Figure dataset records
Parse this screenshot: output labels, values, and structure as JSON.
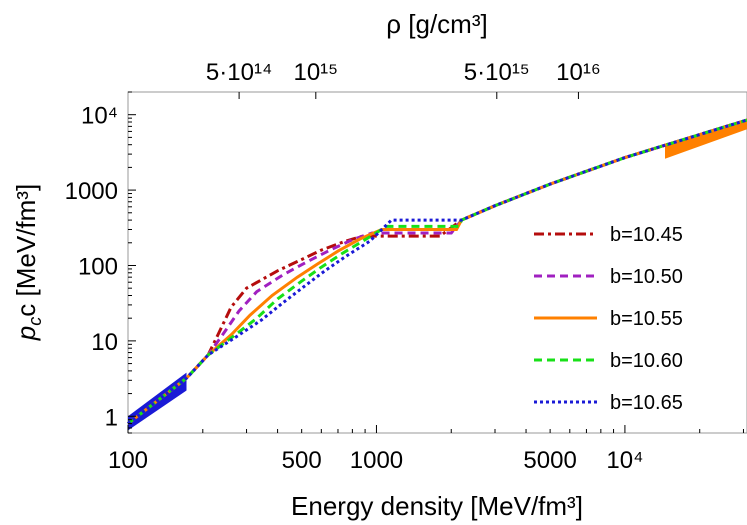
{
  "chart_data": {
    "type": "line",
    "xlabel": "Energy density [MeV/fm³]",
    "ylabel_main": "p",
    "ylabel_sub": "c",
    "ylabel_rest": "c [MeV/fm³]",
    "top_axis_label": "ρ [g/cm³]",
    "x_scale": "log",
    "y_scale": "log",
    "xlim": [
      100,
      31000
    ],
    "ylim": [
      0.6,
      20000
    ],
    "x_ticks": [
      {
        "value": 100,
        "label": "100"
      },
      {
        "value": 500,
        "label": "500"
      },
      {
        "value": 1000,
        "label": "1000"
      },
      {
        "value": 5000,
        "label": "5000"
      },
      {
        "value": 10000,
        "label": "10⁴"
      }
    ],
    "y_ticks": [
      {
        "value": 1,
        "label": "1"
      },
      {
        "value": 10,
        "label": "10"
      },
      {
        "value": 100,
        "label": "100"
      },
      {
        "value": 1000,
        "label": "1000"
      },
      {
        "value": 10000,
        "label": "10⁴"
      }
    ],
    "top_ticks": [
      {
        "value": 280,
        "label": "5·10¹⁴"
      },
      {
        "value": 570,
        "label": "10¹⁵"
      },
      {
        "value": 3050,
        "label": "5·10¹⁵"
      },
      {
        "value": 6500,
        "label": "10¹⁶"
      }
    ],
    "legend_position": "right",
    "grid": false,
    "series": [
      {
        "name": "b=10.45",
        "color": "#b50d0d",
        "style": "dashdot",
        "x": [
          100,
          172,
          210,
          230,
          260,
          300,
          400,
          500,
          600,
          750,
          880,
          1800,
          2200,
          3000,
          5000,
          10000,
          31000
        ],
        "y": [
          0.8,
          3.2,
          6.5,
          12,
          28,
          50,
          85,
          120,
          160,
          210,
          245,
          245,
          400,
          620,
          1200,
          2700,
          8500
        ]
      },
      {
        "name": "b=10.50",
        "color": "#a020c0",
        "style": "dashed",
        "x": [
          100,
          172,
          210,
          240,
          280,
          330,
          420,
          520,
          650,
          800,
          960,
          2000,
          2200,
          3000,
          5000,
          10000,
          31000
        ],
        "y": [
          0.8,
          3.2,
          6.5,
          12,
          25,
          45,
          75,
          110,
          160,
          220,
          270,
          270,
          400,
          620,
          1200,
          2700,
          8500
        ]
      },
      {
        "name": "b=10.55",
        "color": "#ff8000",
        "style": "solid",
        "x": [
          100,
          172,
          210,
          260,
          310,
          380,
          480,
          580,
          700,
          860,
          1050,
          2100,
          2200,
          3000,
          5000,
          10000,
          31000
        ],
        "y": [
          0.8,
          3.2,
          6.5,
          12,
          22,
          40,
          70,
          105,
          155,
          225,
          300,
          300,
          400,
          620,
          1200,
          2700,
          8500
        ]
      },
      {
        "name": "b=10.60",
        "color": "#18e018",
        "style": "dashed",
        "x": [
          100,
          172,
          210,
          270,
          330,
          400,
          500,
          600,
          730,
          900,
          1100,
          2150,
          2200,
          3000,
          5000,
          10000,
          31000
        ],
        "y": [
          0.8,
          3.2,
          6.5,
          12,
          20,
          36,
          62,
          95,
          145,
          220,
          330,
          330,
          400,
          620,
          1200,
          2700,
          8500
        ]
      },
      {
        "name": "b=10.65",
        "color": "#1a1ad6",
        "style": "dotted",
        "x": [
          100,
          172,
          210,
          280,
          345,
          420,
          520,
          620,
          760,
          940,
          1150,
          2200,
          3000,
          5000,
          10000,
          31000
        ],
        "y": [
          0.8,
          3.2,
          6.5,
          12,
          19,
          32,
          55,
          85,
          135,
          210,
          400,
          400,
          620,
          1200,
          2700,
          8500
        ]
      }
    ],
    "bands": [
      {
        "color": "#1a1ad6",
        "x": [
          100,
          172,
          172,
          100
        ],
        "y": [
          0.65,
          2.2,
          3.8,
          1.0
        ]
      },
      {
        "color": "#ff8000",
        "x": [
          14500,
          31000,
          31000,
          14500
        ],
        "y": [
          2600,
          6400,
          8900,
          3900
        ]
      }
    ]
  }
}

→ **Stated problem**:
Return every line of the preceding records in which the word "style" appears.

→ **Solution to this task**:
        "style": "dashdot",
        "style": "dashed",
        "style": "solid",
        "style": "dashed",
        "style": "dotted",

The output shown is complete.